● **Instructions to follow**:
Copy each line exactly.

--- start of Material provided ---

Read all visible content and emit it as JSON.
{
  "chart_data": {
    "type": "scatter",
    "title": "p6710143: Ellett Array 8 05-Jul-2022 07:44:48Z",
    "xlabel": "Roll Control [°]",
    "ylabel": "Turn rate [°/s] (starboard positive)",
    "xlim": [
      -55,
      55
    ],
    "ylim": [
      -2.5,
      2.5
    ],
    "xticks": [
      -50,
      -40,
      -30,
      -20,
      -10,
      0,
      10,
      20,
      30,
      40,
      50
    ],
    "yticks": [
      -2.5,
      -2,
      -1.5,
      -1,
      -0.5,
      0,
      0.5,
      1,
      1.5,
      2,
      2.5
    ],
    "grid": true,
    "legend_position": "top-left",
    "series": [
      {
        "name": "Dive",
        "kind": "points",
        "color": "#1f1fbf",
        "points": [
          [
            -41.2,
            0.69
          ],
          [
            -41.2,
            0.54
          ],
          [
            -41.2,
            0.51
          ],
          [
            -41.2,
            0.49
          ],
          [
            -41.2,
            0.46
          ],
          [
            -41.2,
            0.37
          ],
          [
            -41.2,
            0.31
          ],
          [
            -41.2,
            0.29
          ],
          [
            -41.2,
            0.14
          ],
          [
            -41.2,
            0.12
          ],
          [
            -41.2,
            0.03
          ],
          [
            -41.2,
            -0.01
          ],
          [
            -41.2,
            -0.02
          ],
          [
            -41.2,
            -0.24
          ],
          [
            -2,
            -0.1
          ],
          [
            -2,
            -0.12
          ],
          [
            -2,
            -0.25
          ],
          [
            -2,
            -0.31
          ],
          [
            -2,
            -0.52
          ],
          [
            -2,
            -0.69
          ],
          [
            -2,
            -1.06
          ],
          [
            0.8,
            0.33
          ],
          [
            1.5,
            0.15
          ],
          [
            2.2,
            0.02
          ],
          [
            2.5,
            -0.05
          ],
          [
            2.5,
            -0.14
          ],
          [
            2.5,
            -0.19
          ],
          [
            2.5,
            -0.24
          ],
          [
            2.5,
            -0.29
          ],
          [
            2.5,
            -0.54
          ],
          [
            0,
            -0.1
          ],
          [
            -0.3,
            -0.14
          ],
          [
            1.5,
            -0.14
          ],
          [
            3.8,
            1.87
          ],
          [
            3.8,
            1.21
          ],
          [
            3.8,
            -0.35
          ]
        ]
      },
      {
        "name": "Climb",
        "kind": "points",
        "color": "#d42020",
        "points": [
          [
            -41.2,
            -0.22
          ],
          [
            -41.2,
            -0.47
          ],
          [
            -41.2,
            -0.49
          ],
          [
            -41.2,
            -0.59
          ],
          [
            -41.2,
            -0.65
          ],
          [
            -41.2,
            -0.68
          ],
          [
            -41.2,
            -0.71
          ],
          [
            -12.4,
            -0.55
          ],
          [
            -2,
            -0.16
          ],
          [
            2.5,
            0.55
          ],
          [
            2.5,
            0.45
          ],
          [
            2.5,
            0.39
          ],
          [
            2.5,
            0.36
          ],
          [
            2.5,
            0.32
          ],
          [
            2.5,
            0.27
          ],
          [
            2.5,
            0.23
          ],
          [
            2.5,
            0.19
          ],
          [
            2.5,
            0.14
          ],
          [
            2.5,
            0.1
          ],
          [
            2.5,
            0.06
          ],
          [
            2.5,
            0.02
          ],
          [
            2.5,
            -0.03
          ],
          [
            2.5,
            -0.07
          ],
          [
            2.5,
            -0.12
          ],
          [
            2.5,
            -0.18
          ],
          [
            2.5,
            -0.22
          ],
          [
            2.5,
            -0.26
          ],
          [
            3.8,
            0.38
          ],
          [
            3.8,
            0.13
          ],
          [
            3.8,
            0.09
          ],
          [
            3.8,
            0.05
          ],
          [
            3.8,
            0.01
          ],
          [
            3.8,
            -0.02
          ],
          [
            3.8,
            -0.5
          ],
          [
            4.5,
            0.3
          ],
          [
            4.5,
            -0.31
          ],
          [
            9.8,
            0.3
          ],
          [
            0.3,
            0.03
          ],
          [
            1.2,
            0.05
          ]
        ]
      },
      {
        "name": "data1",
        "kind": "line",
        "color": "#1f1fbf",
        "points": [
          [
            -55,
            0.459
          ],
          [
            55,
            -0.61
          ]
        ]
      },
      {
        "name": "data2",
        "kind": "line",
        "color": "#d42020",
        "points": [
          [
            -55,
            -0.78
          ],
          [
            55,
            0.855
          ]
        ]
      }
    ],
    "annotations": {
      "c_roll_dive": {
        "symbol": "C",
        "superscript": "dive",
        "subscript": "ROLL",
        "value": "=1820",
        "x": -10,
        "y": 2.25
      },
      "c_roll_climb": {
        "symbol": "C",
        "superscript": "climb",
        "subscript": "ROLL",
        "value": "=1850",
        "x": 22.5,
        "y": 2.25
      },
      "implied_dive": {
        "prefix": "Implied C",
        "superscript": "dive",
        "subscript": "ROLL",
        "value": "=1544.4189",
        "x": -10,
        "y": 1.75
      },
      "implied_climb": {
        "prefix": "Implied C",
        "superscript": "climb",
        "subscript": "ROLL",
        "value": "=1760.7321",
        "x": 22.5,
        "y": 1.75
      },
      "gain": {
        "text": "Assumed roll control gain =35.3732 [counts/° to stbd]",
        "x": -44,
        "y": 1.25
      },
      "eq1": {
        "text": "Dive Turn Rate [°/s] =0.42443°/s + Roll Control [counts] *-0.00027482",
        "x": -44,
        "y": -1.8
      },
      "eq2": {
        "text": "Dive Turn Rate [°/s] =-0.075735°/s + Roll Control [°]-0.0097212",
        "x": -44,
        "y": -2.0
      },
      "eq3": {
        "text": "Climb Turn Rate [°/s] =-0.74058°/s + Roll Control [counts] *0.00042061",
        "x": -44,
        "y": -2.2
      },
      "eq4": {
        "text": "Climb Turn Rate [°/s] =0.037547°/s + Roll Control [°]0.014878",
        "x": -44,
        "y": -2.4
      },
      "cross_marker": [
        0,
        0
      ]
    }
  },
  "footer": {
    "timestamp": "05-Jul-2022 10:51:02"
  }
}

--- end of Material provided ---

● **Response to the task**:
Read all visible content and emit it as JSON.
{
  "chart_data": {
    "type": "scatter",
    "title": "p6710143: Ellett Array 8 05-Jul-2022 07:44:48Z",
    "xlabel": "Roll Control [°]",
    "ylabel": "Turn rate [°/s] (starboard positive)",
    "xlim": [
      -55,
      55
    ],
    "ylim": [
      -2.5,
      2.5
    ],
    "xticks": [
      -50,
      -40,
      -30,
      -20,
      -10,
      0,
      10,
      20,
      30,
      40,
      50
    ],
    "yticks": [
      -2.5,
      -2,
      -1.5,
      -1,
      -0.5,
      0,
      0.5,
      1,
      1.5,
      2,
      2.5
    ],
    "grid": true,
    "legend_position": "top-left",
    "series": [
      {
        "name": "Dive",
        "kind": "points",
        "color": "#1f1fbf",
        "points": [
          [
            -41.2,
            0.69
          ],
          [
            -41.2,
            0.54
          ],
          [
            -41.2,
            0.51
          ],
          [
            -41.2,
            0.49
          ],
          [
            -41.2,
            0.46
          ],
          [
            -41.2,
            0.37
          ],
          [
            -41.2,
            0.31
          ],
          [
            -41.2,
            0.29
          ],
          [
            -41.2,
            0.14
          ],
          [
            -41.2,
            0.12
          ],
          [
            -41.2,
            0.03
          ],
          [
            -41.2,
            -0.01
          ],
          [
            -41.2,
            -0.02
          ],
          [
            -41.2,
            -0.24
          ],
          [
            -2,
            -0.1
          ],
          [
            -2,
            -0.12
          ],
          [
            -2,
            -0.25
          ],
          [
            -2,
            -0.31
          ],
          [
            -2,
            -0.52
          ],
          [
            -2,
            -0.69
          ],
          [
            -2,
            -1.06
          ],
          [
            0.8,
            0.33
          ],
          [
            1.5,
            0.15
          ],
          [
            2.2,
            0.02
          ],
          [
            2.5,
            -0.05
          ],
          [
            2.5,
            -0.14
          ],
          [
            2.5,
            -0.19
          ],
          [
            2.5,
            -0.24
          ],
          [
            2.5,
            -0.29
          ],
          [
            2.5,
            -0.54
          ],
          [
            0,
            -0.1
          ],
          [
            -0.3,
            -0.14
          ],
          [
            1.5,
            -0.14
          ],
          [
            3.8,
            1.87
          ],
          [
            3.8,
            1.21
          ],
          [
            3.8,
            -0.35
          ]
        ]
      },
      {
        "name": "Climb",
        "kind": "points",
        "color": "#d42020",
        "points": [
          [
            -41.2,
            -0.22
          ],
          [
            -41.2,
            -0.47
          ],
          [
            -41.2,
            -0.49
          ],
          [
            -41.2,
            -0.59
          ],
          [
            -41.2,
            -0.65
          ],
          [
            -41.2,
            -0.68
          ],
          [
            -41.2,
            -0.71
          ],
          [
            -12.4,
            -0.55
          ],
          [
            -2,
            -0.16
          ],
          [
            2.5,
            0.55
          ],
          [
            2.5,
            0.45
          ],
          [
            2.5,
            0.39
          ],
          [
            2.5,
            0.36
          ],
          [
            2.5,
            0.32
          ],
          [
            2.5,
            0.27
          ],
          [
            2.5,
            0.23
          ],
          [
            2.5,
            0.19
          ],
          [
            2.5,
            0.14
          ],
          [
            2.5,
            0.1
          ],
          [
            2.5,
            0.06
          ],
          [
            2.5,
            0.02
          ],
          [
            2.5,
            -0.03
          ],
          [
            2.5,
            -0.07
          ],
          [
            2.5,
            -0.12
          ],
          [
            2.5,
            -0.18
          ],
          [
            2.5,
            -0.22
          ],
          [
            2.5,
            -0.26
          ],
          [
            3.8,
            0.38
          ],
          [
            3.8,
            0.13
          ],
          [
            3.8,
            0.09
          ],
          [
            3.8,
            0.05
          ],
          [
            3.8,
            0.01
          ],
          [
            3.8,
            -0.02
          ],
          [
            3.8,
            -0.5
          ],
          [
            4.5,
            0.3
          ],
          [
            4.5,
            -0.31
          ],
          [
            9.8,
            0.3
          ],
          [
            0.3,
            0.03
          ],
          [
            1.2,
            0.05
          ]
        ]
      },
      {
        "name": "data1",
        "kind": "line",
        "color": "#1f1fbf",
        "points": [
          [
            -55,
            0.459
          ],
          [
            55,
            -0.61
          ]
        ]
      },
      {
        "name": "data2",
        "kind": "line",
        "color": "#d42020",
        "points": [
          [
            -55,
            -0.78
          ],
          [
            55,
            0.855
          ]
        ]
      }
    ],
    "annotations": {
      "c_roll_dive": {
        "symbol": "C",
        "superscript": "dive",
        "subscript": "ROLL",
        "value": "=1820",
        "x": -10,
        "y": 2.25
      },
      "c_roll_climb": {
        "symbol": "C",
        "superscript": "climb",
        "subscript": "ROLL",
        "value": "=1850",
        "x": 22.5,
        "y": 2.25
      },
      "implied_dive": {
        "prefix": "Implied C",
        "superscript": "dive",
        "subscript": "ROLL",
        "value": "=1544.4189",
        "x": -10,
        "y": 1.75
      },
      "implied_climb": {
        "prefix": "Implied C",
        "superscript": "climb",
        "subscript": "ROLL",
        "value": "=1760.7321",
        "x": 22.5,
        "y": 1.75
      },
      "gain": {
        "text": "Assumed roll control gain =35.3732 [counts/° to stbd]",
        "x": -44,
        "y": 1.25
      },
      "eq1": {
        "text": "Dive Turn Rate [°/s] =0.42443°/s + Roll Control [counts] *-0.00027482",
        "x": -44,
        "y": -1.8
      },
      "eq2": {
        "text": "Dive Turn Rate [°/s] =-0.075735°/s + Roll Control [°]-0.0097212",
        "x": -44,
        "y": -2.0
      },
      "eq3": {
        "text": "Climb Turn Rate [°/s] =-0.74058°/s + Roll Control [counts] *0.00042061",
        "x": -44,
        "y": -2.2
      },
      "eq4": {
        "text": "Climb Turn Rate [°/s] =0.037547°/s + Roll Control [°]0.014878",
        "x": -44,
        "y": -2.4
      },
      "cross_marker": [
        0,
        0
      ]
    }
  },
  "footer": {
    "timestamp": "05-Jul-2022 10:51:02"
  }
}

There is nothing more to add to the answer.